• To be done: Write out every entry exactly as given, but omit the pictures.

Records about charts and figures
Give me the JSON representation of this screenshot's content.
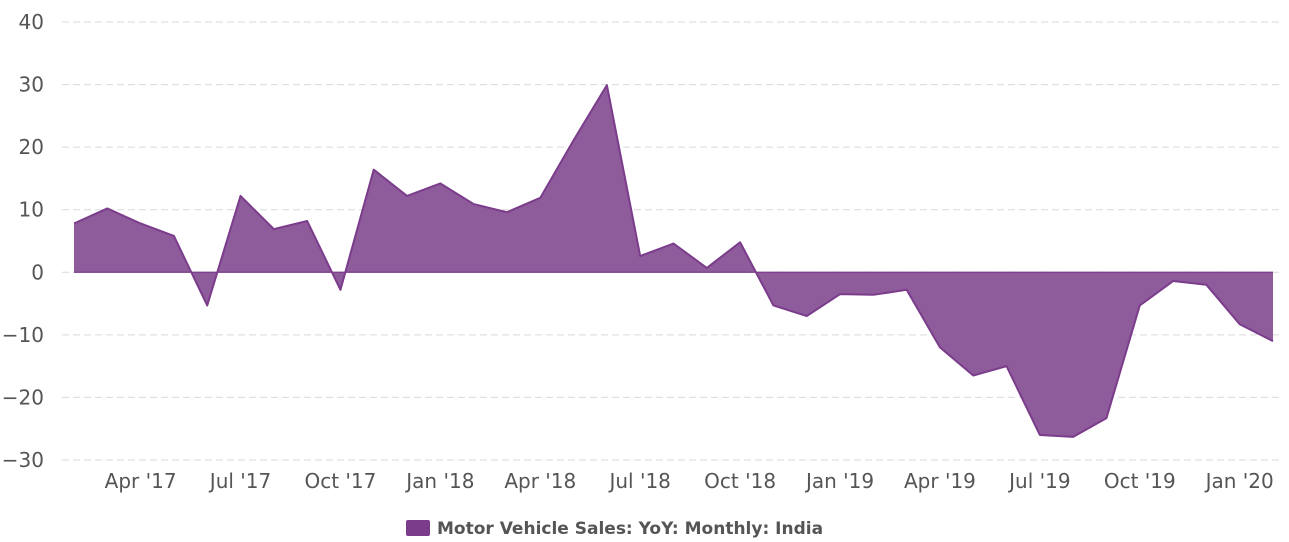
{
  "chart_data": {
    "type": "area",
    "title": "",
    "xlabel": "",
    "ylabel": "",
    "ylim": [
      -30,
      40
    ],
    "y_ticks": [
      -30,
      -20,
      -10,
      0,
      10,
      20,
      30,
      40
    ],
    "y_tick_labels": [
      "−30",
      "−20",
      "−10",
      "0",
      "10",
      "20",
      "30",
      "40"
    ],
    "x_ticks": [
      {
        "date": "2017-04",
        "label": "Apr '17"
      },
      {
        "date": "2017-07",
        "label": "Jul '17"
      },
      {
        "date": "2017-10",
        "label": "Oct '17"
      },
      {
        "date": "2018-01",
        "label": "Jan '18"
      },
      {
        "date": "2018-04",
        "label": "Apr '18"
      },
      {
        "date": "2018-07",
        "label": "Jul '18"
      },
      {
        "date": "2018-10",
        "label": "Oct '18"
      },
      {
        "date": "2019-01",
        "label": "Jan '19"
      },
      {
        "date": "2019-04",
        "label": "Apr '19"
      },
      {
        "date": "2019-07",
        "label": "Jul '19"
      },
      {
        "date": "2019-10",
        "label": "Oct '19"
      },
      {
        "date": "2020-01",
        "label": "Jan '20"
      }
    ],
    "grid": true,
    "legend_position": "bottom-center",
    "series": [
      {
        "name": "Motor Vehicle Sales: YoY: Monthly: India",
        "color": "#7b3c8c",
        "fill_color": "#8e5c9a",
        "x": [
          "2017-02",
          "2017-03",
          "2017-04",
          "2017-05",
          "2017-06",
          "2017-07",
          "2017-08",
          "2017-09",
          "2017-10",
          "2017-11",
          "2017-12",
          "2018-01",
          "2018-02",
          "2018-03",
          "2018-04",
          "2018-05",
          "2018-06",
          "2018-07",
          "2018-08",
          "2018-09",
          "2018-10",
          "2018-11",
          "2018-12",
          "2019-01",
          "2019-02",
          "2019-03",
          "2019-04",
          "2019-05",
          "2019-06",
          "2019-07",
          "2019-08",
          "2019-09",
          "2019-10",
          "2019-11",
          "2019-12",
          "2020-01",
          "2020-02"
        ],
        "values": [
          7.8,
          10.2,
          7.8,
          5.8,
          -5.3,
          12.2,
          6.9,
          8.2,
          -2.8,
          16.4,
          12.2,
          14.2,
          10.9,
          9.6,
          11.9,
          21.1,
          29.9,
          2.6,
          4.6,
          0.7,
          4.8,
          -5.3,
          -7.0,
          -3.5,
          -3.6,
          -2.8,
          -12.0,
          -16.5,
          -15.0,
          -26.0,
          -26.3,
          -23.3,
          -5.3,
          -1.4,
          -2.0,
          -8.3,
          -11.0
        ]
      }
    ]
  }
}
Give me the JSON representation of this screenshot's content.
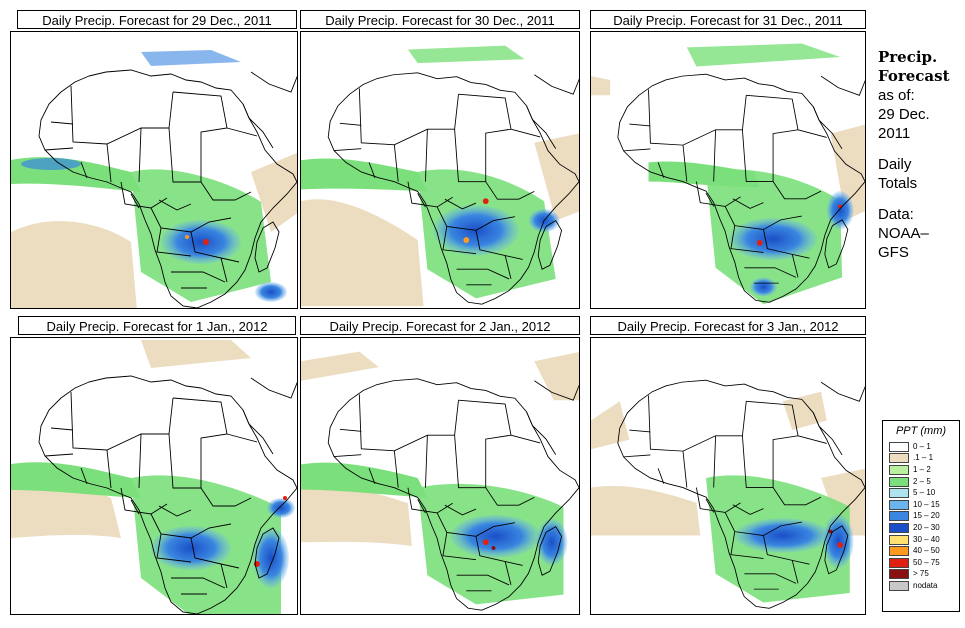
{
  "panels": [
    {
      "title": "Daily Precip. Forecast for  29 Dec., 2011"
    },
    {
      "title": "Daily Precip. Forecast for  30 Dec., 2011"
    },
    {
      "title": "Daily Precip. Forecast for  31 Dec., 2011"
    },
    {
      "title": "Daily Precip. Forecast for  1 Jan., 2012"
    },
    {
      "title": "Daily Precip. Forecast for  2 Jan., 2012"
    },
    {
      "title": "Daily Precip. Forecast for  3 Jan., 2012"
    }
  ],
  "side": {
    "title1": "Precip.",
    "title2": "Forecast",
    "asof1": "as of:",
    "asof2": "29 Dec.",
    "asof3": "2011",
    "daily1": "Daily",
    "daily2": "Totals",
    "data1": "Data:",
    "data2": "NOAA–",
    "data3": "GFS"
  },
  "legend": {
    "title": "PPT (mm)",
    "items": [
      {
        "label": "0 – 1",
        "color": "#ffffff"
      },
      {
        "label": ".1 – 1",
        "color": "#ecdcc0"
      },
      {
        "label": "1 – 2",
        "color": "#b8f0a0"
      },
      {
        "label": "2 – 5",
        "color": "#7be07b"
      },
      {
        "label": "5 – 10",
        "color": "#aee3f0"
      },
      {
        "label": "10 – 15",
        "color": "#6bb4ee"
      },
      {
        "label": "15 – 20",
        "color": "#3a86e0"
      },
      {
        "label": "20 – 30",
        "color": "#1a4fc8"
      },
      {
        "label": "30 – 40",
        "color": "#ffe070"
      },
      {
        "label": "40 – 50",
        "color": "#ff9a20"
      },
      {
        "label": "50 – 75",
        "color": "#e02010"
      },
      {
        "label": "> 75",
        "color": "#8a1010"
      },
      {
        "label": "nodata",
        "color": "#c8c8c8"
      }
    ]
  }
}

• Final result:
Give me the JSON representation of this screenshot's content.
{
  "chart_data": {
    "type": "area",
    "title": "",
    "xlabel": "",
    "ylabel": "",
    "ylim": [
      -30,
      40
    ],
    "y_ticks": [
      -30,
      -20,
      -10,
      0,
      10,
      20,
      30,
      40
    ],
    "y_tick_labels": [
      "−30",
      "−20",
      "−10",
      "0",
      "10",
      "20",
      "30",
      "40"
    ],
    "x_ticks": [
      {
        "date": "2017-04",
        "label": "Apr '17"
      },
      {
        "date": "2017-07",
        "label": "Jul '17"
      },
      {
        "date": "2017-10",
        "label": "Oct '17"
      },
      {
        "date": "2018-01",
        "label": "Jan '18"
      },
      {
        "date": "2018-04",
        "label": "Apr '18"
      },
      {
        "date": "2018-07",
        "label": "Jul '18"
      },
      {
        "date": "2018-10",
        "label": "Oct '18"
      },
      {
        "date": "2019-01",
        "label": "Jan '19"
      },
      {
        "date": "2019-04",
        "label": "Apr '19"
      },
      {
        "date": "2019-07",
        "label": "Jul '19"
      },
      {
        "date": "2019-10",
        "label": "Oct '19"
      },
      {
        "date": "2020-01",
        "label": "Jan '20"
      }
    ],
    "grid": true,
    "legend_position": "bottom-center",
    "series": [
      {
        "name": "Motor Vehicle Sales: YoY: Monthly: India",
        "color": "#7b3c8c",
        "fill_color": "#8e5c9a",
        "x": [
          "2017-02",
          "2017-03",
          "2017-04",
          "2017-05",
          "2017-06",
          "2017-07",
          "2017-08",
          "2017-09",
          "2017-10",
          "2017-11",
          "2017-12",
          "2018-01",
          "2018-02",
          "2018-03",
          "2018-04",
          "2018-05",
          "2018-06",
          "2018-07",
          "2018-08",
          "2018-09",
          "2018-10",
          "2018-11",
          "2018-12",
          "2019-01",
          "2019-02",
          "2019-03",
          "2019-04",
          "2019-05",
          "2019-06",
          "2019-07",
          "2019-08",
          "2019-09",
          "2019-10",
          "2019-11",
          "2019-12",
          "2020-01",
          "2020-02"
        ],
        "values": [
          7.8,
          10.2,
          7.8,
          5.8,
          -5.3,
          12.2,
          6.9,
          8.2,
          -2.8,
          16.4,
          12.2,
          14.2,
          10.9,
          9.6,
          11.9,
          21.1,
          29.9,
          2.6,
          4.6,
          0.7,
          4.8,
          -5.3,
          -7.0,
          -3.5,
          -3.6,
          -2.8,
          -12.0,
          -16.5,
          -15.0,
          -26.0,
          -26.3,
          -23.3,
          -5.3,
          -1.4,
          -2.0,
          -8.3,
          -11.0
        ]
      }
    ]
  }
}
Give me the JSON representation of this screenshot's content.
{
  "panels": [
    {
      "title": "Daily Precip. Forecast for  29 Dec., 2011"
    },
    {
      "title": "Daily Precip. Forecast for  30 Dec., 2011"
    },
    {
      "title": "Daily Precip. Forecast for  31 Dec., 2011"
    },
    {
      "title": "Daily Precip. Forecast for  1 Jan., 2012"
    },
    {
      "title": "Daily Precip. Forecast for  2 Jan., 2012"
    },
    {
      "title": "Daily Precip. Forecast for  3 Jan., 2012"
    }
  ],
  "side": {
    "title1": "Precip.",
    "title2": "Forecast",
    "asof1": "as of:",
    "asof2": "29 Dec.",
    "asof3": "2011",
    "daily1": "Daily",
    "daily2": "Totals",
    "data1": "Data:",
    "data2": "NOAA–",
    "data3": "GFS"
  },
  "legend": {
    "title": "PPT (mm)",
    "items": [
      {
        "label": "0 – 1",
        "color": "#ffffff"
      },
      {
        "label": ".1 – 1",
        "color": "#ecdcc0"
      },
      {
        "label": "1 – 2",
        "color": "#b8f0a0"
      },
      {
        "label": "2 – 5",
        "color": "#7be07b"
      },
      {
        "label": "5 – 10",
        "color": "#aee3f0"
      },
      {
        "label": "10 – 15",
        "color": "#6bb4ee"
      },
      {
        "label": "15 – 20",
        "color": "#3a86e0"
      },
      {
        "label": "20 – 30",
        "color": "#1a4fc8"
      },
      {
        "label": "30 – 40",
        "color": "#ffe070"
      },
      {
        "label": "40 – 50",
        "color": "#ff9a20"
      },
      {
        "label": "50 – 75",
        "color": "#e02010"
      },
      {
        "label": "> 75",
        "color": "#8a1010"
      },
      {
        "label": "nodata",
        "color": "#c8c8c8"
      }
    ]
  }
}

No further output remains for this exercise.